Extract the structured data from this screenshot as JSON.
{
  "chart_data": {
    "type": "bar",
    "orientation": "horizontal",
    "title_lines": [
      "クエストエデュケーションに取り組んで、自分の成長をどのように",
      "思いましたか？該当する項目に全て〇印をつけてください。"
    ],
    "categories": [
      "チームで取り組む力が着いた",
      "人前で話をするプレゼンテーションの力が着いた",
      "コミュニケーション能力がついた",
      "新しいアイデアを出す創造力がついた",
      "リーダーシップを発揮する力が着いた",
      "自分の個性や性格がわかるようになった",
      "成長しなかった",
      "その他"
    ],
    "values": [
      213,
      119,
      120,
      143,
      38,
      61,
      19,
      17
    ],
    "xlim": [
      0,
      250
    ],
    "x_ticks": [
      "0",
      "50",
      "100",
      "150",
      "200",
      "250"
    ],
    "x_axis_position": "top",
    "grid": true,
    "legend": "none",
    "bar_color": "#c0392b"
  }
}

Exercise instructions: Quote the material exactly, leaving nothing out.

Finished task:
Extract the structured data from this screenshot as JSON.
{
  "chart_data": {
    "type": "bar",
    "orientation": "horizontal",
    "title_lines": [
      "クエストエデュケーションに取り組んで、自分の成長をどのように",
      "思いましたか？該当する項目に全て〇印をつけてください。"
    ],
    "categories": [
      "チームで取り組む力が着いた",
      "人前で話をするプレゼンテーションの力が着いた",
      "コミュニケーション能力がついた",
      "新しいアイデアを出す創造力がついた",
      "リーダーシップを発揮する力が着いた",
      "自分の個性や性格がわかるようになった",
      "成長しなかった",
      "その他"
    ],
    "values": [
      213,
      119,
      120,
      143,
      38,
      61,
      19,
      17
    ],
    "xlim": [
      0,
      250
    ],
    "x_ticks": [
      "0",
      "50",
      "100",
      "150",
      "200",
      "250"
    ],
    "x_axis_position": "top",
    "grid": true,
    "legend": "none",
    "bar_color": "#c0392b"
  }
}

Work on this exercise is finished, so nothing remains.